> **Instructions to follow**
Don't copy the pictures; return every other part of the records exactly.

> **Records provided**
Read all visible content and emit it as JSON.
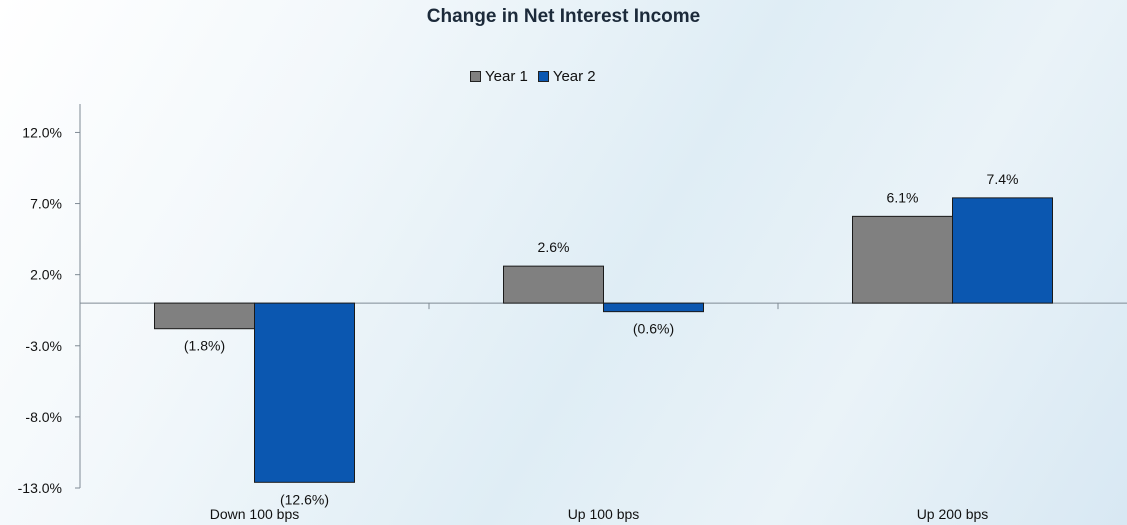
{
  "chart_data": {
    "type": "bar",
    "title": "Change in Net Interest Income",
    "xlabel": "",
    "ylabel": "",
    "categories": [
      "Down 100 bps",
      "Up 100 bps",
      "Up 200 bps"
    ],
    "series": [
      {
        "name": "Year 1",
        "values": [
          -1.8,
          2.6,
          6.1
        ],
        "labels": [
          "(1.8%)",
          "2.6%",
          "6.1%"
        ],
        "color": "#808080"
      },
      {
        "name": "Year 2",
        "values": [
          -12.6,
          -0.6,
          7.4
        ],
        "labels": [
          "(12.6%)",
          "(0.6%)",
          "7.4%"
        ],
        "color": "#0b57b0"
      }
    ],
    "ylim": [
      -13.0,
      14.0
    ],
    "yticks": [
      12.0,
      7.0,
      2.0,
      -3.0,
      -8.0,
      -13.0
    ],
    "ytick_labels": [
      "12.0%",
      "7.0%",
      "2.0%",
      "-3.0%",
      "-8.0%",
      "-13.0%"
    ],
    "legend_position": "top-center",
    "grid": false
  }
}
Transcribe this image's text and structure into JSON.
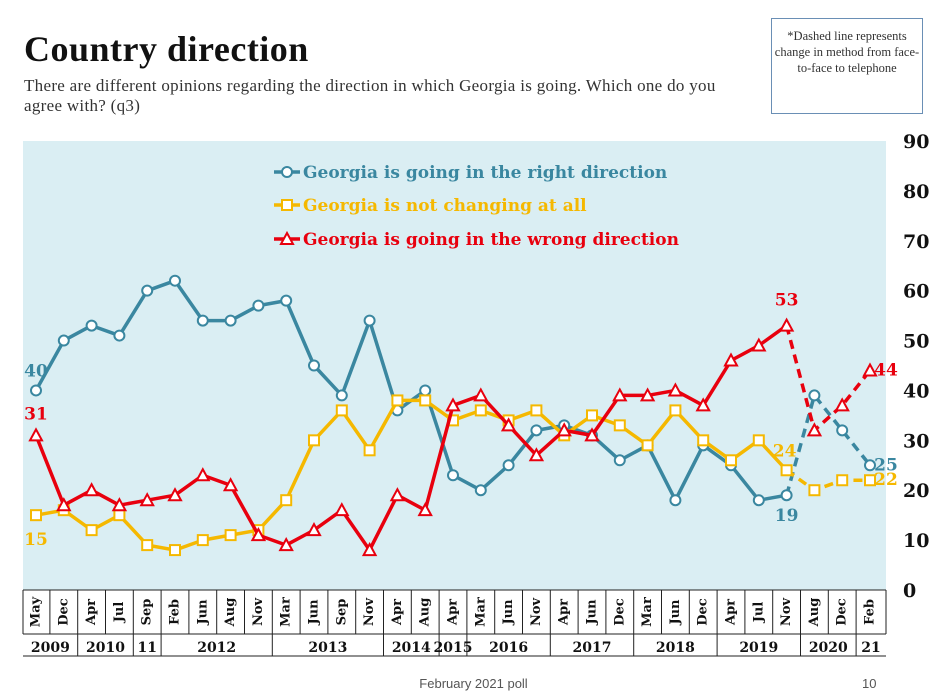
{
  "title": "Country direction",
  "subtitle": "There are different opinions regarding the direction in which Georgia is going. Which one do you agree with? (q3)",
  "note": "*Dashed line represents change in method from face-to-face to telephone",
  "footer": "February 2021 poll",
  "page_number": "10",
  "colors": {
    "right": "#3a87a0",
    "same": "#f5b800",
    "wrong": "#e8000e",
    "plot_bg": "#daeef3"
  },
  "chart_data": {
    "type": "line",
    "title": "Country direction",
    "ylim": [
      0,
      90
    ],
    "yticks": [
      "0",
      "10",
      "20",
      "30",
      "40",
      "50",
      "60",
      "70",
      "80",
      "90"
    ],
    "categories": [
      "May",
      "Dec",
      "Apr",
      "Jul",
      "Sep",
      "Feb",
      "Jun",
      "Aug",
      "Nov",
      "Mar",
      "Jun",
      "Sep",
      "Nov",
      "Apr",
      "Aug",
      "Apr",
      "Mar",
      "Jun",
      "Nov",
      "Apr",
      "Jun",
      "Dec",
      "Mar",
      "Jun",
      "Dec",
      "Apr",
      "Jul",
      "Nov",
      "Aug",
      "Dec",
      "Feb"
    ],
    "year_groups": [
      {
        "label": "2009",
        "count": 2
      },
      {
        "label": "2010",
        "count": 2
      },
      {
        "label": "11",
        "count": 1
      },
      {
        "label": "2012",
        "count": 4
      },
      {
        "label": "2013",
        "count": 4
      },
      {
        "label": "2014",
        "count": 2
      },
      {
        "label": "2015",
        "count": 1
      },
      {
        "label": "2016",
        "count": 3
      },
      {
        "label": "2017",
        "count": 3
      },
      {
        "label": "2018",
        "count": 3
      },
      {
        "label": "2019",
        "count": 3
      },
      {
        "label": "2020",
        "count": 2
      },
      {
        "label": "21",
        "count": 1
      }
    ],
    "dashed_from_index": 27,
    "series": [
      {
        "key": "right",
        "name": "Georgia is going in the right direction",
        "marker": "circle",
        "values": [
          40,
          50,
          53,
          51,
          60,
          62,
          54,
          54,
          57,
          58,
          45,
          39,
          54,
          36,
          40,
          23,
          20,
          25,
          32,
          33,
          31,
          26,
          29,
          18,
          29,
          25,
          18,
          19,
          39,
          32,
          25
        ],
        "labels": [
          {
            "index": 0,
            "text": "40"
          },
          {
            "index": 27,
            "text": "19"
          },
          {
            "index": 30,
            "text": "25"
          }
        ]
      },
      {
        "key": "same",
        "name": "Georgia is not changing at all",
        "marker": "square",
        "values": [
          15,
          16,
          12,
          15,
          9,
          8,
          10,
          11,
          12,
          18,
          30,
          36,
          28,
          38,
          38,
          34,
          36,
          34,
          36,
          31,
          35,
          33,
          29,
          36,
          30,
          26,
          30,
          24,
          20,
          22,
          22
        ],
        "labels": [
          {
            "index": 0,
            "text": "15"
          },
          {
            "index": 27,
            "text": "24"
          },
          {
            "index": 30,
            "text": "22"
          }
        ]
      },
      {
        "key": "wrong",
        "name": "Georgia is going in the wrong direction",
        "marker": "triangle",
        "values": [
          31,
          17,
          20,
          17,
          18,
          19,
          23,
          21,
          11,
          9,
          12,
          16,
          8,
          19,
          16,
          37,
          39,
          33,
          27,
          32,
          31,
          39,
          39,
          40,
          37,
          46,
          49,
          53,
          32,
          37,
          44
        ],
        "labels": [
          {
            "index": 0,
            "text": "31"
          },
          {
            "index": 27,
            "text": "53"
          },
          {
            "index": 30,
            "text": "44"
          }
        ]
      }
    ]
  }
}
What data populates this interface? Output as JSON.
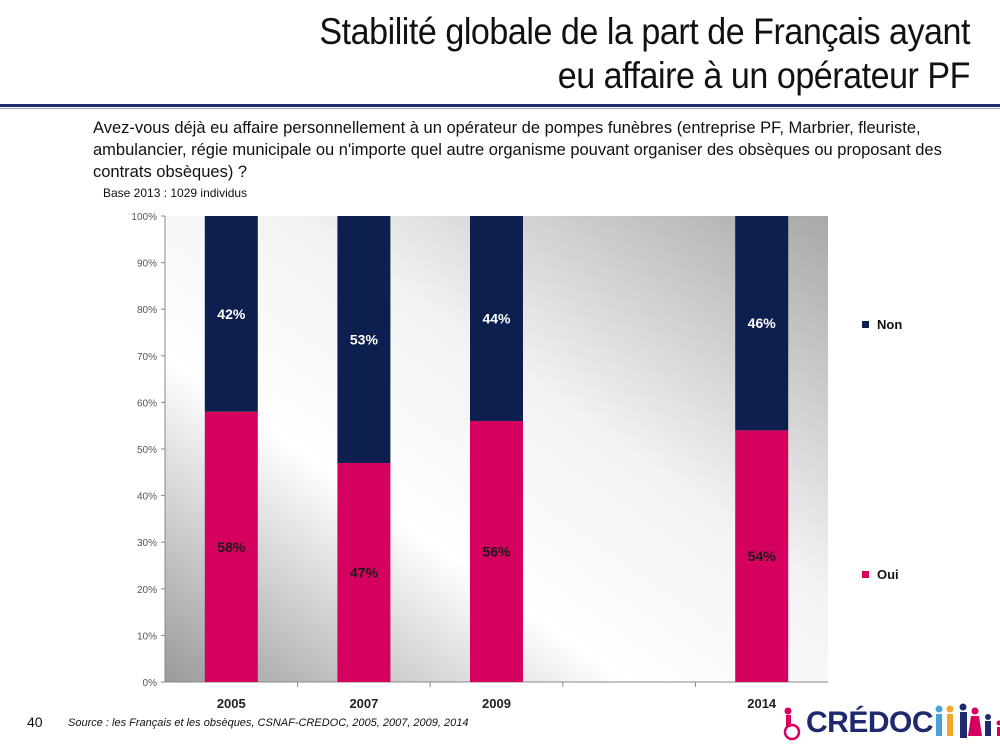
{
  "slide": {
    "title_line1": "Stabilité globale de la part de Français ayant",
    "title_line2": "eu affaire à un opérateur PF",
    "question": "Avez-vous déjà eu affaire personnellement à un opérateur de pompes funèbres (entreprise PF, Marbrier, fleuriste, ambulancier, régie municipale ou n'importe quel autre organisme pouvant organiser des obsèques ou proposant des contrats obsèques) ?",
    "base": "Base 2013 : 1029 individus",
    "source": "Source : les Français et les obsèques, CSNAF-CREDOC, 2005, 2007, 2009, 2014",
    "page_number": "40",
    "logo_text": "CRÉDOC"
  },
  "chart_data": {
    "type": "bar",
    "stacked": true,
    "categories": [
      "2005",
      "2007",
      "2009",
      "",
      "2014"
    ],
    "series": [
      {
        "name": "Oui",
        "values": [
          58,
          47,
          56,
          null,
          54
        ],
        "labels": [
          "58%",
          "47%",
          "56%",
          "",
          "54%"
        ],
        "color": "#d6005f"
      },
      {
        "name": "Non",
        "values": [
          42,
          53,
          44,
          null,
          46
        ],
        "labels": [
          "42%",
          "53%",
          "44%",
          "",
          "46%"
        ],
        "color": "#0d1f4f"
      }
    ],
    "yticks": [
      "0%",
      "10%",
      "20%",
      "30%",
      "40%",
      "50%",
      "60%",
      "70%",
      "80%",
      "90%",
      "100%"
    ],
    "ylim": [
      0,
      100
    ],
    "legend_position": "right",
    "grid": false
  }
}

> **The reply**
Read all visible content and emit it as JSON.
{
  "chart_data": {
    "type": "bar",
    "title": "Change in Net Interest Income",
    "xlabel": "",
    "ylabel": "",
    "categories": [
      "Down 100 bps",
      "Up 100 bps",
      "Up 200 bps"
    ],
    "series": [
      {
        "name": "Year 1",
        "values": [
          -1.8,
          2.6,
          6.1
        ],
        "labels": [
          "(1.8%)",
          "2.6%",
          "6.1%"
        ],
        "color": "#808080"
      },
      {
        "name": "Year 2",
        "values": [
          -12.6,
          -0.6,
          7.4
        ],
        "labels": [
          "(12.6%)",
          "(0.6%)",
          "7.4%"
        ],
        "color": "#0b57b0"
      }
    ],
    "ylim": [
      -13.0,
      14.0
    ],
    "yticks": [
      12.0,
      7.0,
      2.0,
      -3.0,
      -8.0,
      -13.0
    ],
    "ytick_labels": [
      "12.0%",
      "7.0%",
      "2.0%",
      "-3.0%",
      "-8.0%",
      "-13.0%"
    ],
    "legend_position": "top-center",
    "grid": false
  }
}
Transcribe this image's text and structure into JSON.
{
  "title": "Country direction",
  "subtitle": "There are different opinions regarding the direction in which Georgia is going. Which one do you agree with? (q3)",
  "note": "*Dashed line represents change in method from face-to-face to telephone",
  "footer": "February 2021 poll",
  "page_number": "10",
  "colors": {
    "right": "#3a87a0",
    "same": "#f5b800",
    "wrong": "#e8000e",
    "plot_bg": "#daeef3"
  },
  "chart_data": {
    "type": "line",
    "title": "Country direction",
    "ylim": [
      0,
      90
    ],
    "yticks": [
      "0",
      "10",
      "20",
      "30",
      "40",
      "50",
      "60",
      "70",
      "80",
      "90"
    ],
    "categories": [
      "May",
      "Dec",
      "Apr",
      "Jul",
      "Sep",
      "Feb",
      "Jun",
      "Aug",
      "Nov",
      "Mar",
      "Jun",
      "Sep",
      "Nov",
      "Apr",
      "Aug",
      "Apr",
      "Mar",
      "Jun",
      "Nov",
      "Apr",
      "Jun",
      "Dec",
      "Mar",
      "Jun",
      "Dec",
      "Apr",
      "Jul",
      "Nov",
      "Aug",
      "Dec",
      "Feb"
    ],
    "year_groups": [
      {
        "label": "2009",
        "count": 2
      },
      {
        "label": "2010",
        "count": 2
      },
      {
        "label": "11",
        "count": 1
      },
      {
        "label": "2012",
        "count": 4
      },
      {
        "label": "2013",
        "count": 4
      },
      {
        "label": "2014",
        "count": 2
      },
      {
        "label": "2015",
        "count": 1
      },
      {
        "label": "2016",
        "count": 3
      },
      {
        "label": "2017",
        "count": 3
      },
      {
        "label": "2018",
        "count": 3
      },
      {
        "label": "2019",
        "count": 3
      },
      {
        "label": "2020",
        "count": 2
      },
      {
        "label": "21",
        "count": 1
      }
    ],
    "dashed_from_index": 27,
    "series": [
      {
        "key": "right",
        "name": "Georgia is going in the right direction",
        "marker": "circle",
        "values": [
          40,
          50,
          53,
          51,
          60,
          62,
          54,
          54,
          57,
          58,
          45,
          39,
          54,
          36,
          40,
          23,
          20,
          25,
          32,
          33,
          31,
          26,
          29,
          18,
          29,
          25,
          18,
          19,
          39,
          32,
          25
        ],
        "labels": [
          {
            "index": 0,
            "text": "40"
          },
          {
            "index": 27,
            "text": "19"
          },
          {
            "index": 30,
            "text": "25"
          }
        ]
      },
      {
        "key": "same",
        "name": "Georgia is not changing at all",
        "marker": "square",
        "values": [
          15,
          16,
          12,
          15,
          9,
          8,
          10,
          11,
          12,
          18,
          30,
          36,
          28,
          38,
          38,
          34,
          36,
          34,
          36,
          31,
          35,
          33,
          29,
          36,
          30,
          26,
          30,
          24,
          20,
          22,
          22
        ],
        "labels": [
          {
            "index": 0,
            "text": "15"
          },
          {
            "index": 27,
            "text": "24"
          },
          {
            "index": 30,
            "text": "22"
          }
        ]
      },
      {
        "key": "wrong",
        "name": "Georgia is going in the wrong direction",
        "marker": "triangle",
        "values": [
          31,
          17,
          20,
          17,
          18,
          19,
          23,
          21,
          11,
          9,
          12,
          16,
          8,
          19,
          16,
          37,
          39,
          33,
          27,
          32,
          31,
          39,
          39,
          40,
          37,
          46,
          49,
          53,
          32,
          37,
          44
        ],
        "labels": [
          {
            "index": 0,
            "text": "31"
          },
          {
            "index": 27,
            "text": "53"
          },
          {
            "index": 30,
            "text": "44"
          }
        ]
      }
    ]
  }
}
What data populates this interface? Output as JSON.
{
  "slide": {
    "title_line1": "Stabilité globale de la part de Français ayant",
    "title_line2": "eu affaire à un opérateur PF",
    "question": "Avez-vous déjà eu affaire personnellement à un opérateur de pompes funèbres (entreprise PF, Marbrier, fleuriste, ambulancier, régie municipale ou n'importe quel autre organisme pouvant organiser des obsèques ou proposant des contrats obsèques) ?",
    "base": "Base 2013 : 1029 individus",
    "source": "Source : les Français et les obsèques, CSNAF-CREDOC, 2005, 2007, 2009, 2014",
    "page_number": "40",
    "logo_text": "CRÉDOC"
  },
  "chart_data": {
    "type": "bar",
    "stacked": true,
    "categories": [
      "2005",
      "2007",
      "2009",
      "",
      "2014"
    ],
    "series": [
      {
        "name": "Oui",
        "values": [
          58,
          47,
          56,
          null,
          54
        ],
        "labels": [
          "58%",
          "47%",
          "56%",
          "",
          "54%"
        ],
        "color": "#d6005f"
      },
      {
        "name": "Non",
        "values": [
          42,
          53,
          44,
          null,
          46
        ],
        "labels": [
          "42%",
          "53%",
          "44%",
          "",
          "46%"
        ],
        "color": "#0d1f4f"
      }
    ],
    "yticks": [
      "0%",
      "10%",
      "20%",
      "30%",
      "40%",
      "50%",
      "60%",
      "70%",
      "80%",
      "90%",
      "100%"
    ],
    "ylim": [
      0,
      100
    ],
    "legend_position": "right",
    "grid": false
  }
}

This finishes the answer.